- **Work to do**: Find every line in the records that holds the string "gouttes". Copy each one.

- **Provided records**:
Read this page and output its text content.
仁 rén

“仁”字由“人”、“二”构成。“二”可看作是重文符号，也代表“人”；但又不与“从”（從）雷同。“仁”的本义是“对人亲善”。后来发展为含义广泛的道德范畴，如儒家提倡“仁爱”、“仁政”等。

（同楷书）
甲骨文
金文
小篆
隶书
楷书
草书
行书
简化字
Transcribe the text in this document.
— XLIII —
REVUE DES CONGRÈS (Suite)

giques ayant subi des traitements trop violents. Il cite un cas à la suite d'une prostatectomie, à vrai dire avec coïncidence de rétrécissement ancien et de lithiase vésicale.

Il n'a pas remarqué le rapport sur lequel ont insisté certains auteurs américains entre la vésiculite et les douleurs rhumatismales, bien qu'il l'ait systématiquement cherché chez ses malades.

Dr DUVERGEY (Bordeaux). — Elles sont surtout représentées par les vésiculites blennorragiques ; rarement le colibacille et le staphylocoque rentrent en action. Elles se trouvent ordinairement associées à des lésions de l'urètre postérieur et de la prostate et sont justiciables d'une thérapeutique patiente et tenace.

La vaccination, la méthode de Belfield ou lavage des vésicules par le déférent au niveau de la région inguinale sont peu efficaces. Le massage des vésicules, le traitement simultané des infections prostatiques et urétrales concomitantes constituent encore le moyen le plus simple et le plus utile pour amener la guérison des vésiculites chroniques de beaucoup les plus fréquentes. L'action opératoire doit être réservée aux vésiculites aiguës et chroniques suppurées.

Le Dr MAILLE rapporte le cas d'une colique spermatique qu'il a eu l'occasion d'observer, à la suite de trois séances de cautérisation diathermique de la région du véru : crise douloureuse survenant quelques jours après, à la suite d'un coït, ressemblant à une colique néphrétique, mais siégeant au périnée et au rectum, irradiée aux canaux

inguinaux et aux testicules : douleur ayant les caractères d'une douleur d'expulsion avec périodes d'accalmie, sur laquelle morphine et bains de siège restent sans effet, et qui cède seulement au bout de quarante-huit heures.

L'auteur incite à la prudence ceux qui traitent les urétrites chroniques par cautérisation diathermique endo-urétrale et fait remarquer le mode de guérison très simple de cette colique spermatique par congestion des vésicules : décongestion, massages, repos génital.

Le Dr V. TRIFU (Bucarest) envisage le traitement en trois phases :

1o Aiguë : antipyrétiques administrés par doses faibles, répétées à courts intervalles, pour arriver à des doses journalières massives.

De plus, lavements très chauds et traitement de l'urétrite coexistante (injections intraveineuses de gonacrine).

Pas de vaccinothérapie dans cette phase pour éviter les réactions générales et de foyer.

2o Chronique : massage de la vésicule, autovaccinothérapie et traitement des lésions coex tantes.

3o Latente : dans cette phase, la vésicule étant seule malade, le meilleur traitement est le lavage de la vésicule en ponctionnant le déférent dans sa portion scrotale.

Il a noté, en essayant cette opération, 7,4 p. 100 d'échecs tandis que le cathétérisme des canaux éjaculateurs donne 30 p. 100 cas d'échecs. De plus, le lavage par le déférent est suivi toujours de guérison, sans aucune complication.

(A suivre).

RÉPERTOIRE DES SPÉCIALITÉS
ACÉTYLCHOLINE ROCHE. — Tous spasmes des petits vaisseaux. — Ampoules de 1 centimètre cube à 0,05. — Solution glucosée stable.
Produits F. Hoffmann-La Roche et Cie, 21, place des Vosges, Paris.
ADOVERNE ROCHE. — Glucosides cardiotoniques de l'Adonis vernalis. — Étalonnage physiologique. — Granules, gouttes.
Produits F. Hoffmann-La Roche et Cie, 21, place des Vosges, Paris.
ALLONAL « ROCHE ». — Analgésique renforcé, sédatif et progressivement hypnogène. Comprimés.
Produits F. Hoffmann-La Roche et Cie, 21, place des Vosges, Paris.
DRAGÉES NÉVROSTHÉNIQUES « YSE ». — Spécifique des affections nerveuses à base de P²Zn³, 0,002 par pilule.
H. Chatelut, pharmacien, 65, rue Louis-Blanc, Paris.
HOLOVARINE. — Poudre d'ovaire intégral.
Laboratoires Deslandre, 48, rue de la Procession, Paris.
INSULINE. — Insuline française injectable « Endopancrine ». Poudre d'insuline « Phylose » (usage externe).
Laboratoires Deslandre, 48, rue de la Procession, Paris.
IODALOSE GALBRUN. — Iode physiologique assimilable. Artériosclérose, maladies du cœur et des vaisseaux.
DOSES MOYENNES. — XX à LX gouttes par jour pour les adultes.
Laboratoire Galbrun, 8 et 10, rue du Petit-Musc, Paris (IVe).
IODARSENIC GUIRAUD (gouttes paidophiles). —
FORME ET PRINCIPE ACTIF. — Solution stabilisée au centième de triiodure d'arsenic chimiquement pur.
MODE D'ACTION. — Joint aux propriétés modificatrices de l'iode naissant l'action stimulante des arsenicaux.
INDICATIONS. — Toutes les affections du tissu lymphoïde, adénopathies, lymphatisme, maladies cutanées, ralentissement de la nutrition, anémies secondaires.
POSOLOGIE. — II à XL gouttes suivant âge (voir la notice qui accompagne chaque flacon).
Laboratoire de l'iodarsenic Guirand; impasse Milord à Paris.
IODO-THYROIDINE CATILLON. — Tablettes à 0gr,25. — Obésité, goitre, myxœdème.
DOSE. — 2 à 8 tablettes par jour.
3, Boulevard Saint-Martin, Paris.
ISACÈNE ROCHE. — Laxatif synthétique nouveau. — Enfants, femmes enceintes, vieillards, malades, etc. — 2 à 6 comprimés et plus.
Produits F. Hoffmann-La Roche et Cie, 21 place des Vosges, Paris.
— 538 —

- **Expected answer**:
ADOVERNE ROCHE. — Glucosides cardiotoniques de l'Adonis vernalis. — Étalonnage physiologique. — Granules, gouttes.
DOSES MOYENNES. — XX à LX gouttes par jour pour les adultes.
IODARSENIC GUIRAUD (gouttes paidophiles). —
POSOLOGIE. — II à XL gouttes suivant âge (voir la notice qui accompagne chaque flacon).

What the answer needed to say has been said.